→ **TASK INPUT**
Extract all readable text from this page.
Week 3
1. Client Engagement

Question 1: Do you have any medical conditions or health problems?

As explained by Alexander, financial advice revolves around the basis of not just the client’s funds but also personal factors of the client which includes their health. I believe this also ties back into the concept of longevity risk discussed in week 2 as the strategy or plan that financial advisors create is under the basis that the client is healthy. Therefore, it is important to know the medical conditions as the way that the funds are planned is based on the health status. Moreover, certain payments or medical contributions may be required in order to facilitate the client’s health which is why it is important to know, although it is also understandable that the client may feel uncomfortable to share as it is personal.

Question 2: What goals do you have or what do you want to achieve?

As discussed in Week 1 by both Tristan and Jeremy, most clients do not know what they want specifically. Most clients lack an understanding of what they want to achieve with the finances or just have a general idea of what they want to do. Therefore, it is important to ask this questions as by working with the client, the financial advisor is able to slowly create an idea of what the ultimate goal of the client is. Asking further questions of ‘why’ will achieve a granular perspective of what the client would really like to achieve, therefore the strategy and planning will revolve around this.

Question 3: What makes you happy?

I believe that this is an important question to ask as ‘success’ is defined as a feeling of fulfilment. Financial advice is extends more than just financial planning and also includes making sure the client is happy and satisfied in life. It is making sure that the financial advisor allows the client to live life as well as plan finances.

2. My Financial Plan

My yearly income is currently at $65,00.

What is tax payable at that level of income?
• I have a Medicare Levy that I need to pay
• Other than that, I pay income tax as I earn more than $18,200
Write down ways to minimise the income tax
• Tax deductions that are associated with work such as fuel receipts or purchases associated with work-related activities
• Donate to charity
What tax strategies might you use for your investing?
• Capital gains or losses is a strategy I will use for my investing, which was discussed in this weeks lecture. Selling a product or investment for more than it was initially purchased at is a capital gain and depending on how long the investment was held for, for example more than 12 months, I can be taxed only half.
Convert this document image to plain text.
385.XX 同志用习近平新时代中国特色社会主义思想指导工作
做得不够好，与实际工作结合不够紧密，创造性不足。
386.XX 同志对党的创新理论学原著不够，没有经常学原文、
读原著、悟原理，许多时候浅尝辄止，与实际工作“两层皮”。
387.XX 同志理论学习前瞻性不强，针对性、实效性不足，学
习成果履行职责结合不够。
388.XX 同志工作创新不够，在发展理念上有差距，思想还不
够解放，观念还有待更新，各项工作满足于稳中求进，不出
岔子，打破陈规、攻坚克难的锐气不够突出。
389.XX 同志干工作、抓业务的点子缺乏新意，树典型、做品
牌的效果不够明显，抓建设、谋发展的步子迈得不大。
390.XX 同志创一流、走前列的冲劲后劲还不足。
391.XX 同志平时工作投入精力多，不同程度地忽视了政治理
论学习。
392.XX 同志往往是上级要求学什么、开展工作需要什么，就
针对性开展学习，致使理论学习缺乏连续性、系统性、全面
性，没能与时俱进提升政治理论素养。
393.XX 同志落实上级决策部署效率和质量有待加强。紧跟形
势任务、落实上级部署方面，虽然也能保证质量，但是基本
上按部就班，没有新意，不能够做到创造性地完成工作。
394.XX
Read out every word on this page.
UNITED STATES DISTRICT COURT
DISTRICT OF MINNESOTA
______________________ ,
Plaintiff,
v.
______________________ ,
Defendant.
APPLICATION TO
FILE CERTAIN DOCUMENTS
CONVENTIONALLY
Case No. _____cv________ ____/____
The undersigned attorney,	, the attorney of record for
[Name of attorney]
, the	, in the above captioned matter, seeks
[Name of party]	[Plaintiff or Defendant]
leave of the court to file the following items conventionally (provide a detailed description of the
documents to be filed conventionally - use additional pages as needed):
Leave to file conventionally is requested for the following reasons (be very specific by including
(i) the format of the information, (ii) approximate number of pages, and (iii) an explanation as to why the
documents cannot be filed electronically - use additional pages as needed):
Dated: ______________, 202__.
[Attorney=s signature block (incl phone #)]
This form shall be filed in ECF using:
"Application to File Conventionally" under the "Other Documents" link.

→ **OBJECTIVE**
Go through the records above, find every line with the word "investing", and list those lines.

→ **EXPECTED ANSWER**
What tax strategies might you use for your investing?
• Capital gains or losses is a strategy I will use for my investing, which was discussed in this weeks lecture. Selling a product or investment for more than it was initially purchased at is a capital gain and depending on how long the investment was held for, for example more than 12 months, I can be taxed only half.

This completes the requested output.